#### WORK INSTRUCTIONS:
All lines from the one containing "Output the text content of this document." through the last line of the listing below are to be copied exactly. Exclude the pictures.

──────────────────────────────

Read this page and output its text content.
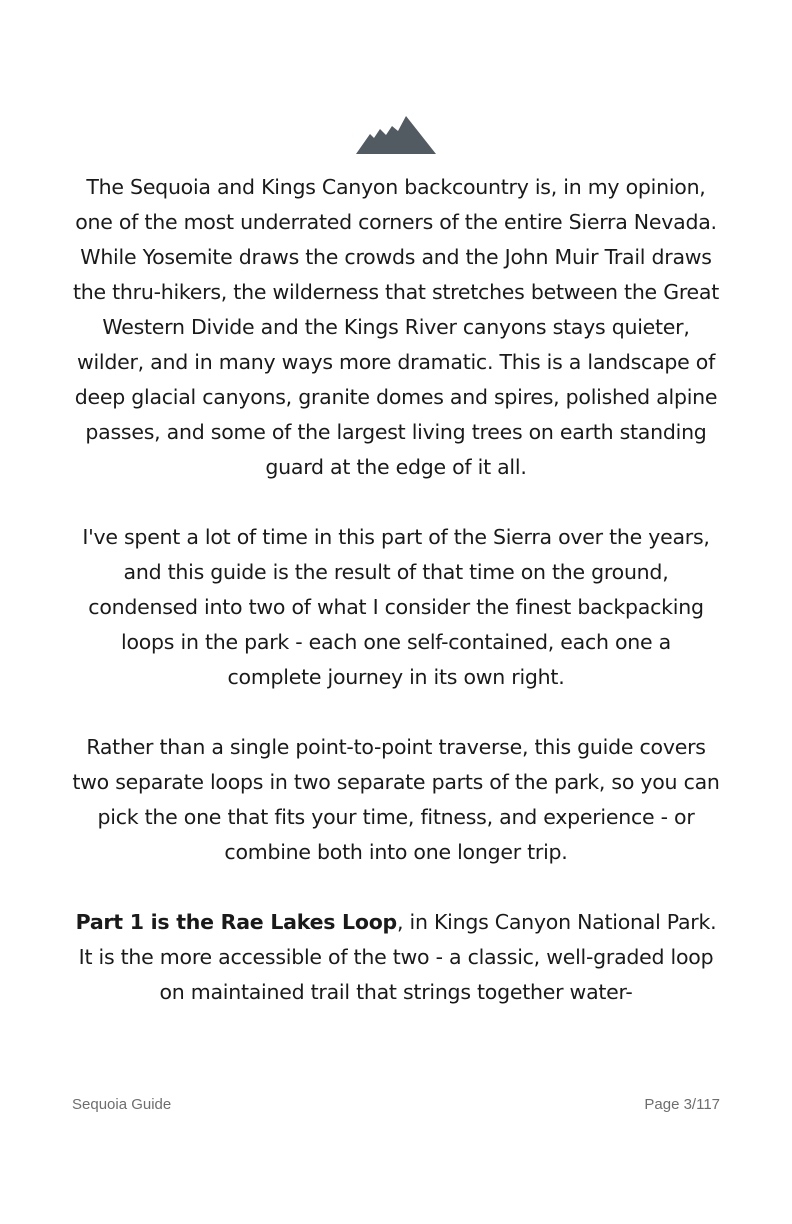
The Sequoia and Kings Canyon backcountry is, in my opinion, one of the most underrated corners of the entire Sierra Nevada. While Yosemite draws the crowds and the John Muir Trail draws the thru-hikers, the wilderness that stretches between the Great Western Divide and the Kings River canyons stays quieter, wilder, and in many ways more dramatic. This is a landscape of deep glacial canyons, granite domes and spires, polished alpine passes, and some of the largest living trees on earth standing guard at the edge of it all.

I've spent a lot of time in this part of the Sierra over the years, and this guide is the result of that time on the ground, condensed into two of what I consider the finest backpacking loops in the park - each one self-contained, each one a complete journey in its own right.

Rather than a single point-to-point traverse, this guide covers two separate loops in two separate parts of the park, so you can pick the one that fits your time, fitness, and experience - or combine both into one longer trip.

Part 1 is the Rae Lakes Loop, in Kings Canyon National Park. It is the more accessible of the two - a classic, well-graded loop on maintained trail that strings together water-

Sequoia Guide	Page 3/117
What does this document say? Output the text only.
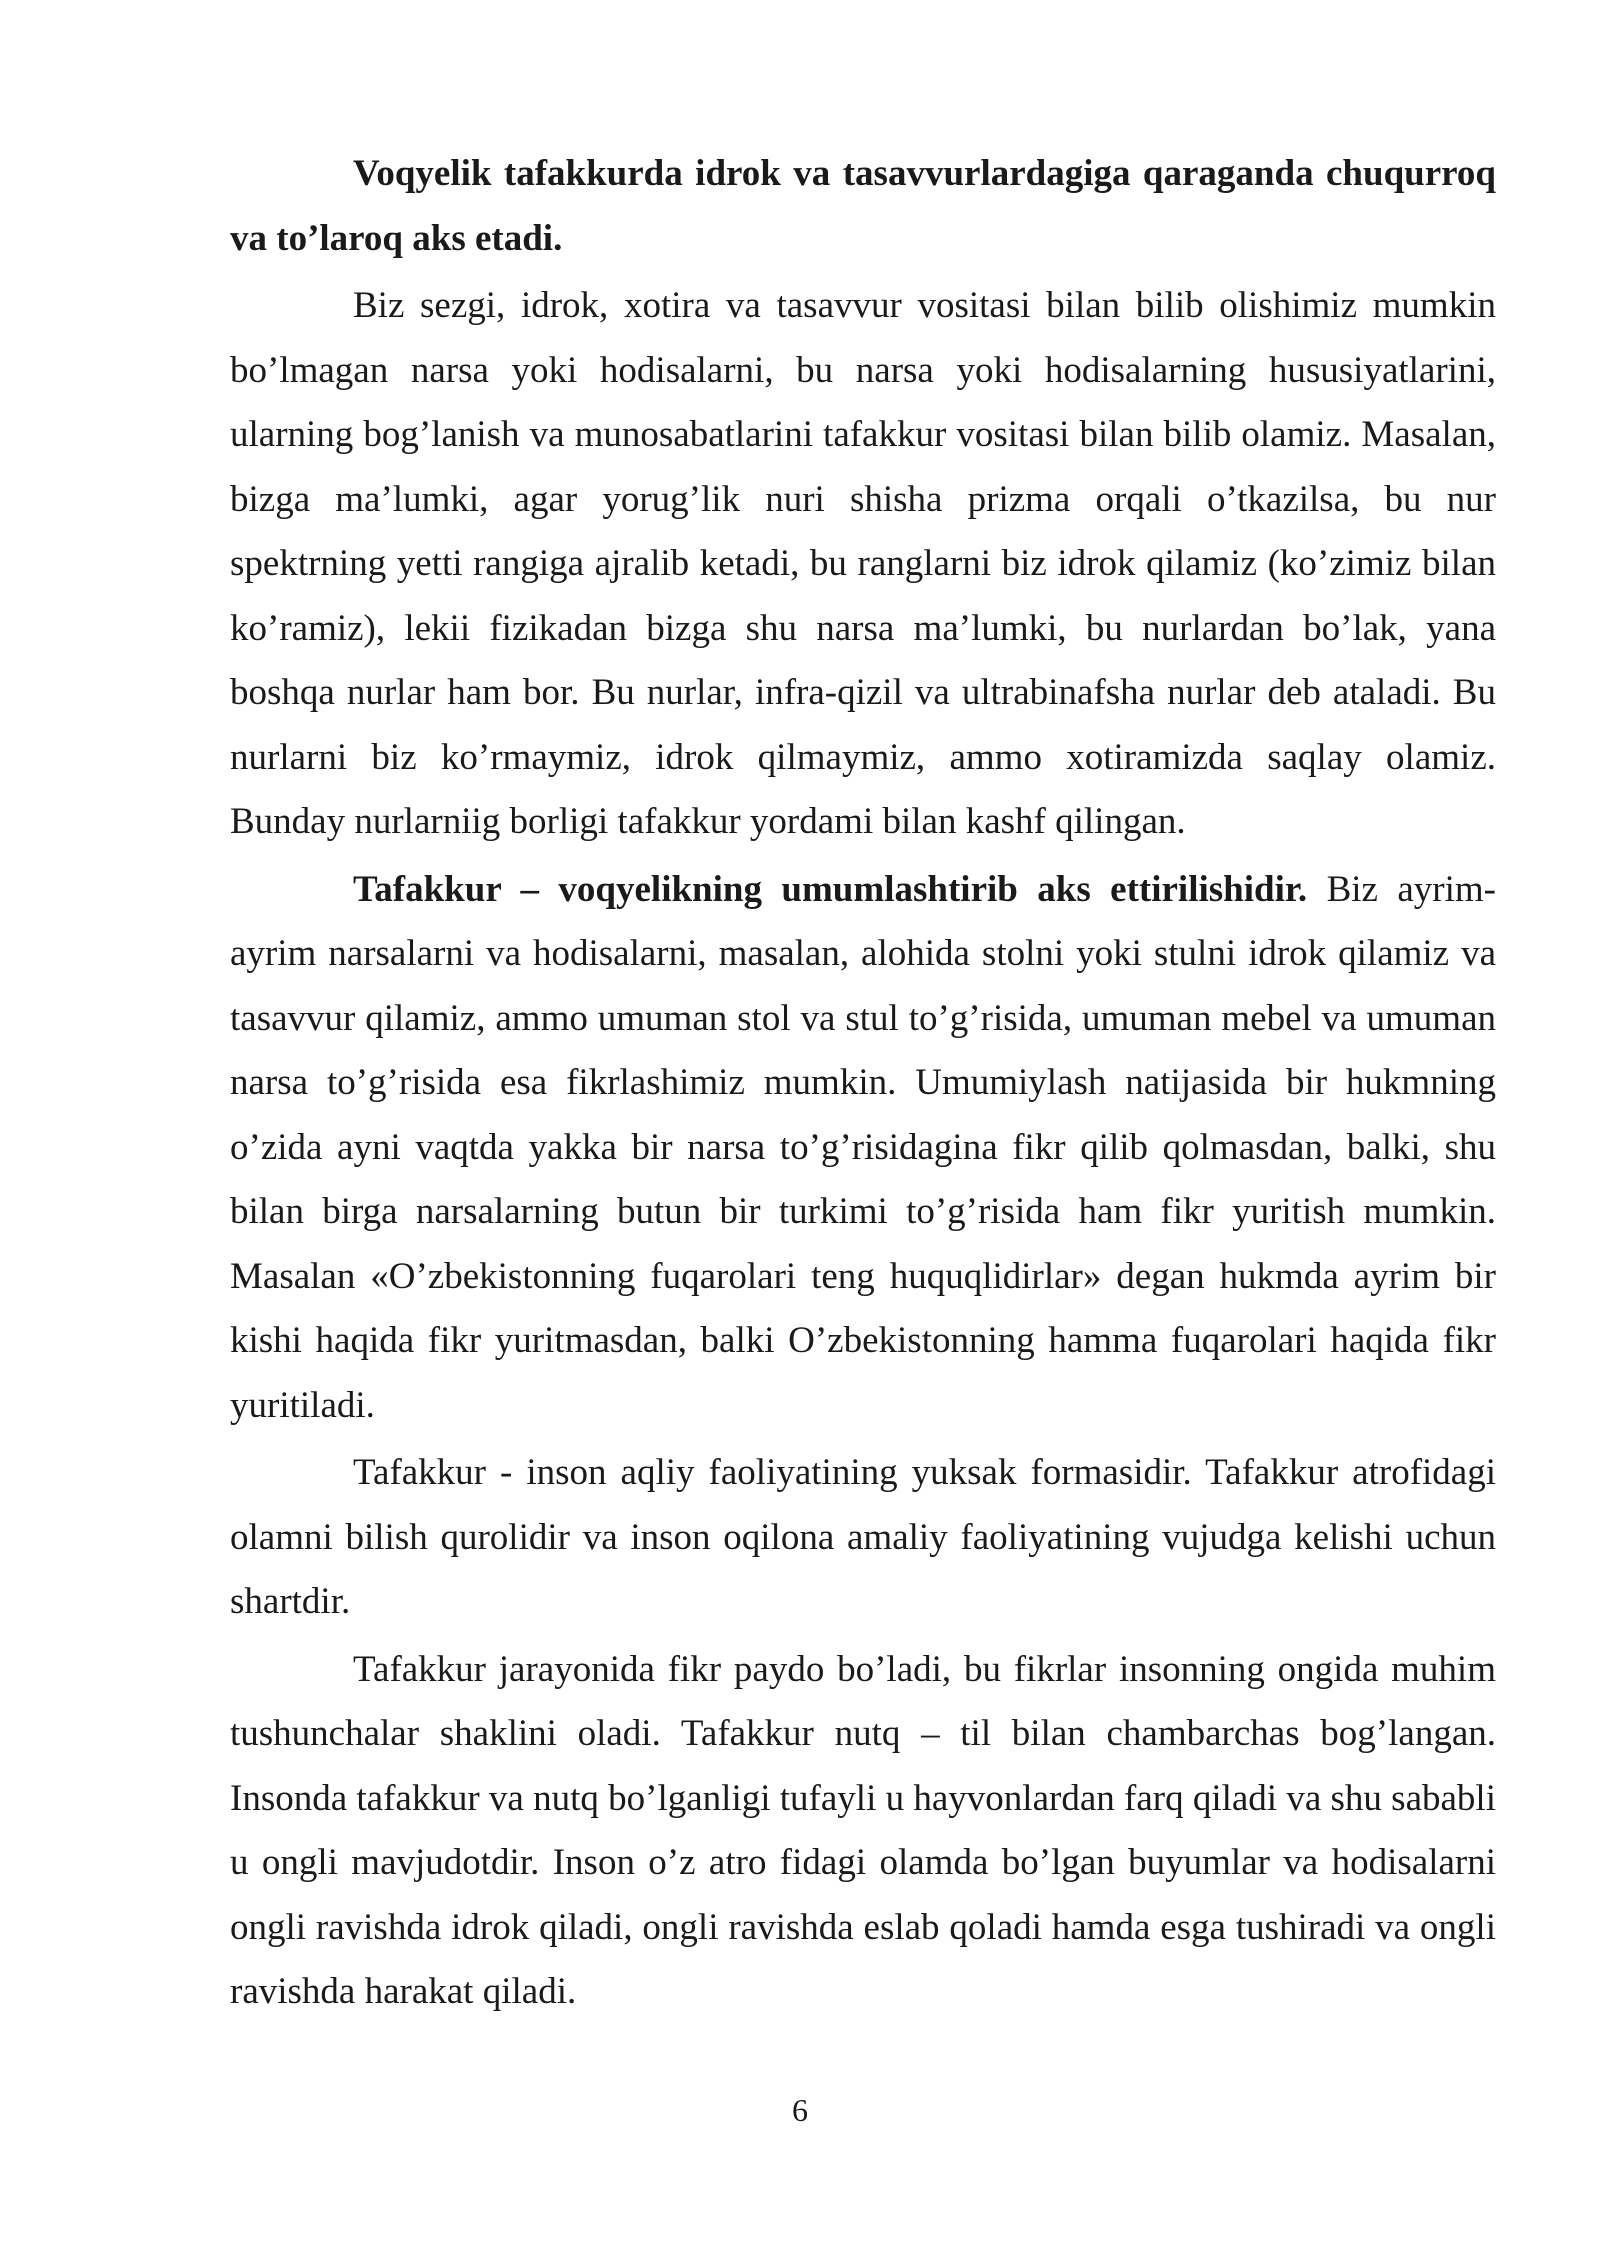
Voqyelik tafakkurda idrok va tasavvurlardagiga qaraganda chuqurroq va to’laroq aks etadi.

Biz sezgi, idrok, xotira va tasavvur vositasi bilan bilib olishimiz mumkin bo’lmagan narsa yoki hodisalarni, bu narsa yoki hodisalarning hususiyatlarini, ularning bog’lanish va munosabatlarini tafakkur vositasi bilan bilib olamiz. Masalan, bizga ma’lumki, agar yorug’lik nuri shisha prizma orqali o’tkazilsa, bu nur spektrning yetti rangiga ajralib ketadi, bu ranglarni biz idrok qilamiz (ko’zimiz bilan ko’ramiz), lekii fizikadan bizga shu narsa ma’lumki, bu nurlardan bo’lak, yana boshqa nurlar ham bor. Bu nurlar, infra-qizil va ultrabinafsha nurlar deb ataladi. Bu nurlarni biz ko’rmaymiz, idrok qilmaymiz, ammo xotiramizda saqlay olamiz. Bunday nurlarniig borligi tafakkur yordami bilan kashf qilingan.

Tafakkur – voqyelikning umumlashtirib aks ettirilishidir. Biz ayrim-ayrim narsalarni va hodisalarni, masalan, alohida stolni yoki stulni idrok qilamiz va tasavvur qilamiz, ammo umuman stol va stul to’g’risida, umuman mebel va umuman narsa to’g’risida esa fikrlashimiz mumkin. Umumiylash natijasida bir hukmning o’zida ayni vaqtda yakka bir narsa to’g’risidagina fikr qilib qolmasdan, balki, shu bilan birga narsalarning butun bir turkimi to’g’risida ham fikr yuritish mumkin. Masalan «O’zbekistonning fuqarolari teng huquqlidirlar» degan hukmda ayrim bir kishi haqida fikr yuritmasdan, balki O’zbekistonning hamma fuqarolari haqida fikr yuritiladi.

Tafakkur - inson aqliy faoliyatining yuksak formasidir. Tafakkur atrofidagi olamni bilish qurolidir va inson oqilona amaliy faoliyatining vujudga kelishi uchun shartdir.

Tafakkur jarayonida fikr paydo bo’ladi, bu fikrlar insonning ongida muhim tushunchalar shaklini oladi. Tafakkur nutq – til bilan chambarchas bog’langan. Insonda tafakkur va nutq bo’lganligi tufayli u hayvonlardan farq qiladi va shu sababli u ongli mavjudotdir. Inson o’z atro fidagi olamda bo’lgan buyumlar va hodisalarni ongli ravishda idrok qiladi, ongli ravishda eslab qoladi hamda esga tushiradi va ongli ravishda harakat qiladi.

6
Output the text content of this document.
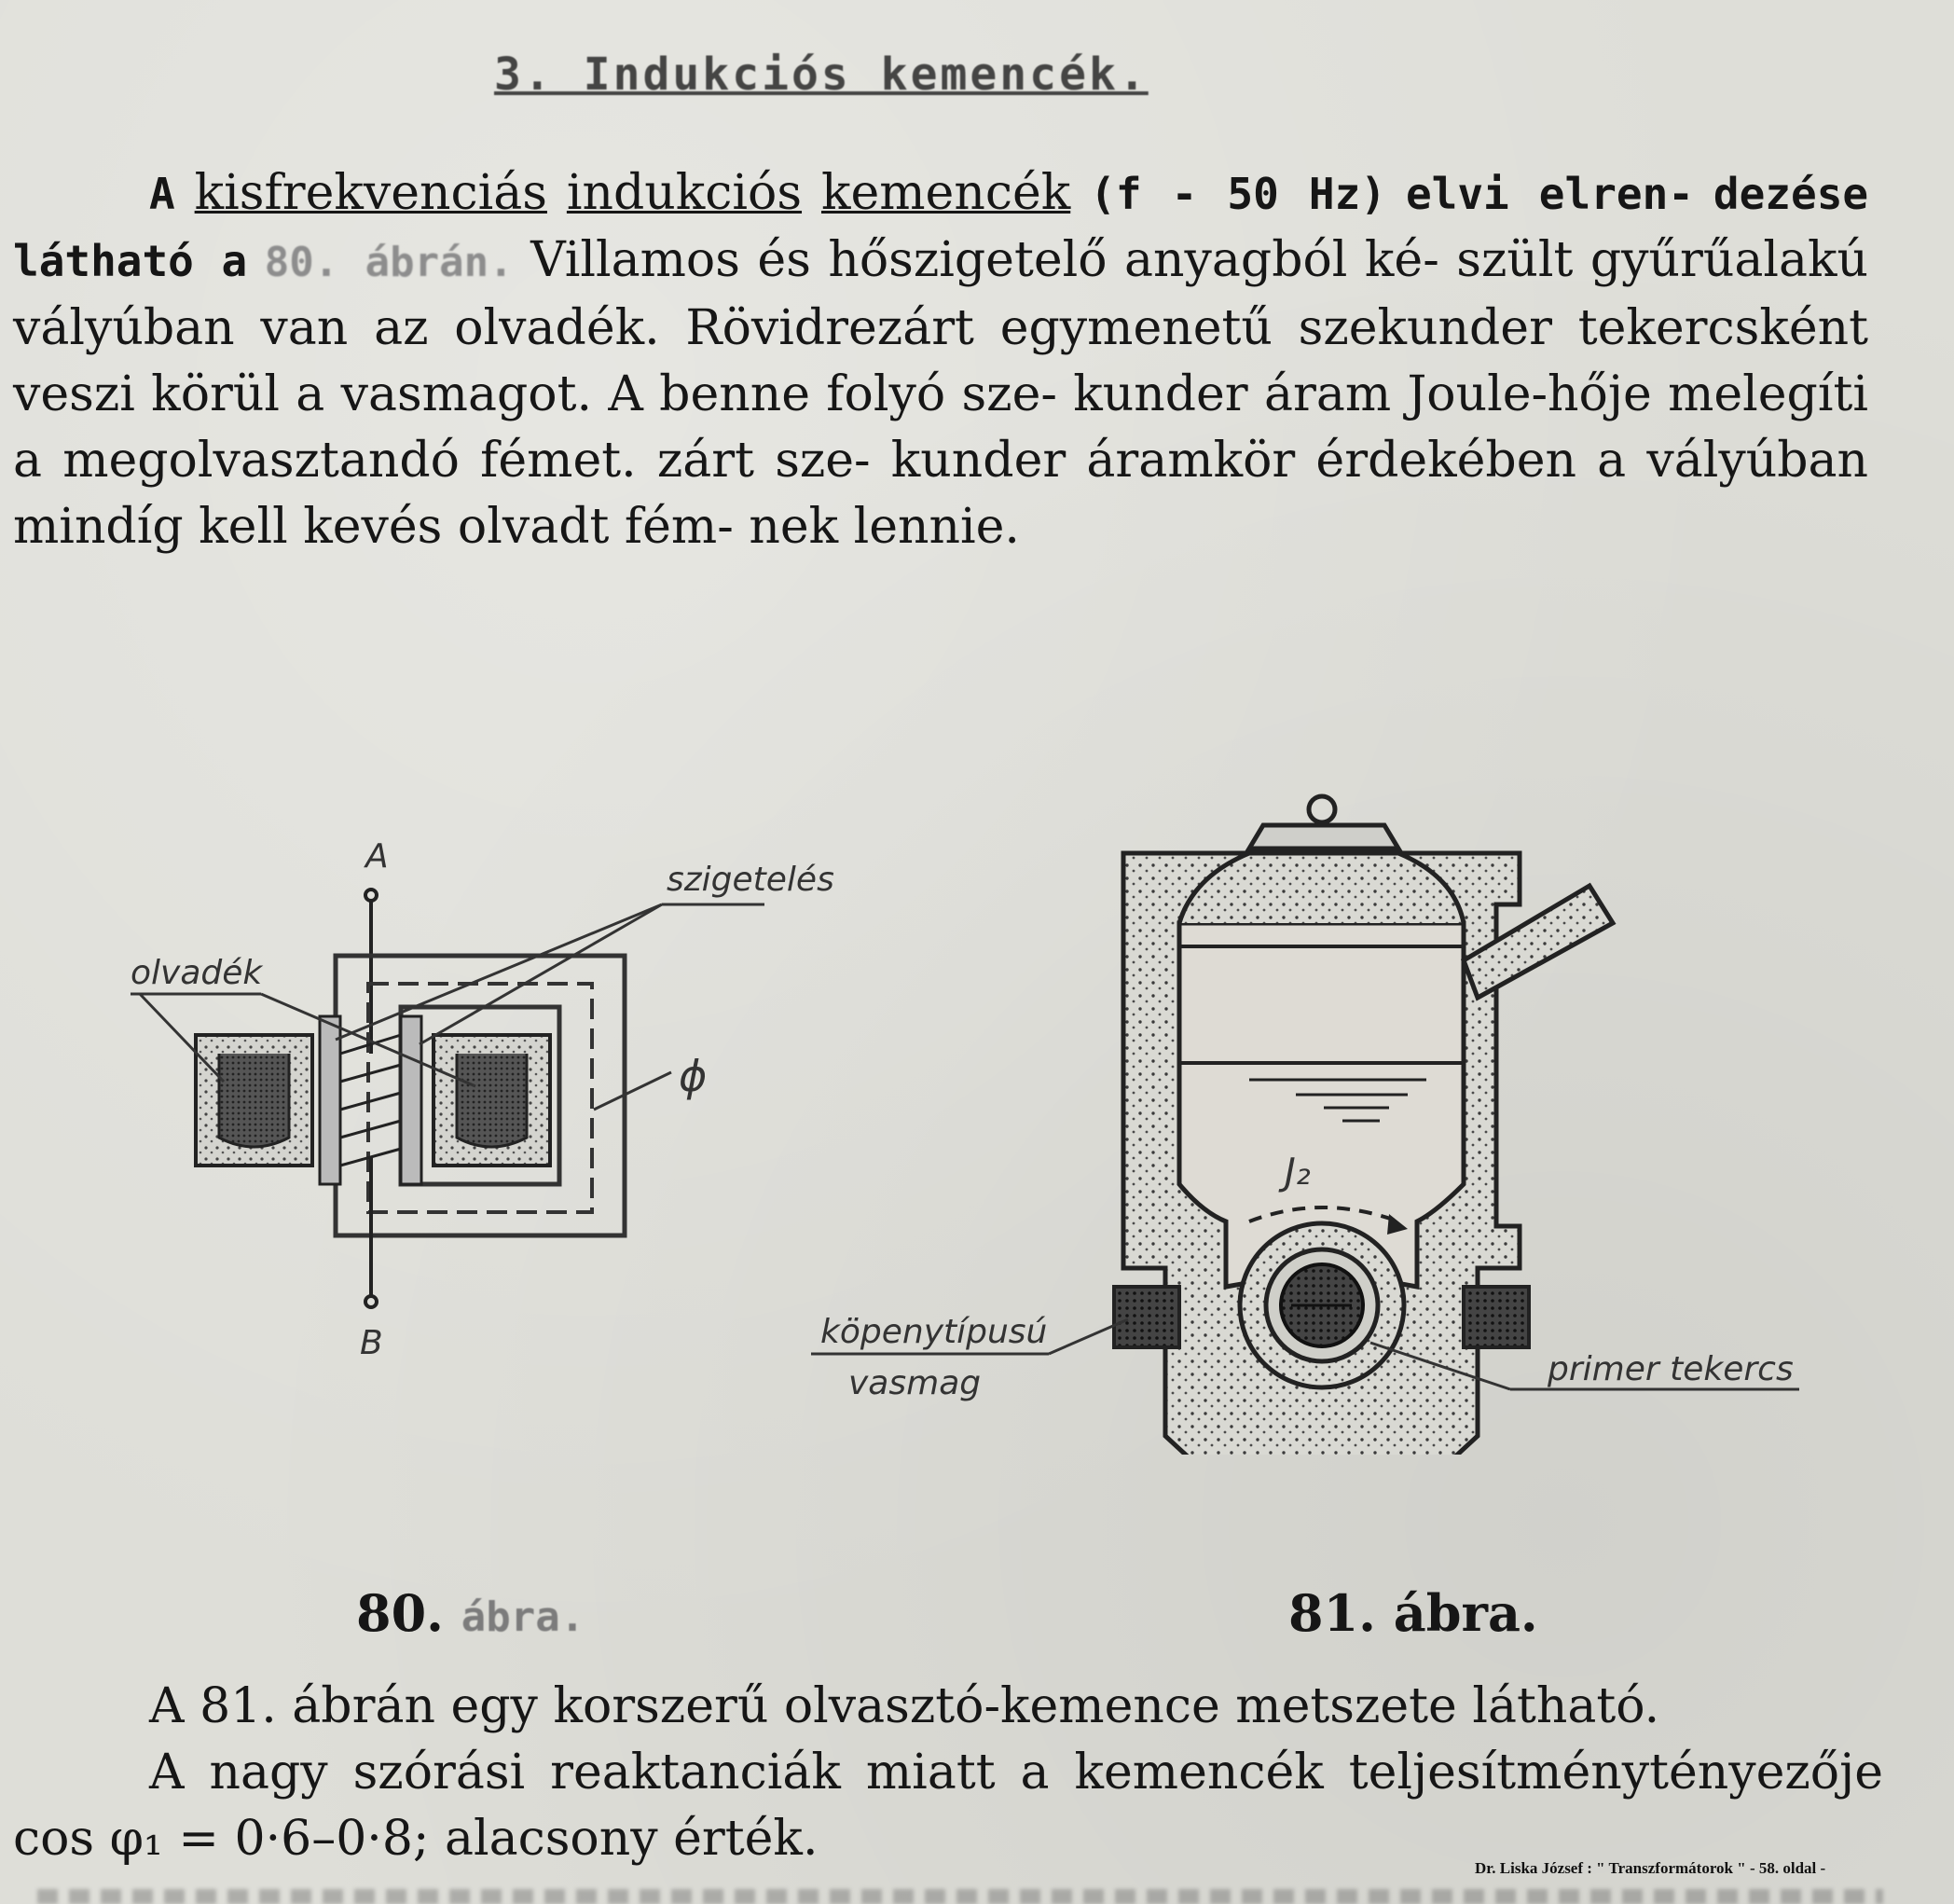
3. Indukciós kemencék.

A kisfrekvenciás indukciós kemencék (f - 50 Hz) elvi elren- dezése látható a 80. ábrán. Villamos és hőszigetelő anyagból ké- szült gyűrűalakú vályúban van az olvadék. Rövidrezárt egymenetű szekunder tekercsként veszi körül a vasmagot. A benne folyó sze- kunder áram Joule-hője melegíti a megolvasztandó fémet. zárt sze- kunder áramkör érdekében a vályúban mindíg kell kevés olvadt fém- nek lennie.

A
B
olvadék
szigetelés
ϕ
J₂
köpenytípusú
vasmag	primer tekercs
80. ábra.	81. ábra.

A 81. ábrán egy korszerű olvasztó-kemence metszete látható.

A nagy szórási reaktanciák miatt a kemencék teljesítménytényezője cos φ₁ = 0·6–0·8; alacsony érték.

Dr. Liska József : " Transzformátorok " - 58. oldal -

──────────────────────────────

#### THE SOLUTION:
Output the text content of this document.
3. Indukciós kemencék.

A kisfrekvenciás indukciós kemencék (f - 50 Hz) elvi elren- dezése látható a 80. ábrán. Villamos és hőszigetelő anyagból ké- szült gyűrűalakú vályúban van az olvadék. Rövidrezárt egymenetű szekunder tekercsként veszi körül a vasmagot. A benne folyó sze- kunder áram Joule-hője melegíti a megolvasztandó fémet. zárt sze- kunder áramkör érdekében a vályúban mindíg kell kevés olvadt fém- nek lennie.

A
B
olvadék
szigetelés
ϕ
J₂
köpenytípusú
vasmag	primer tekercs
80. ábra.	81. ábra.

A 81. ábrán egy korszerű olvasztó-kemence metszete látható.

A nagy szórási reaktanciák miatt a kemencék teljesítménytényezője cos φ₁ = 0·6–0·8; alacsony érték.

Dr. Liska József : " Transzformátorok " - 58. oldal -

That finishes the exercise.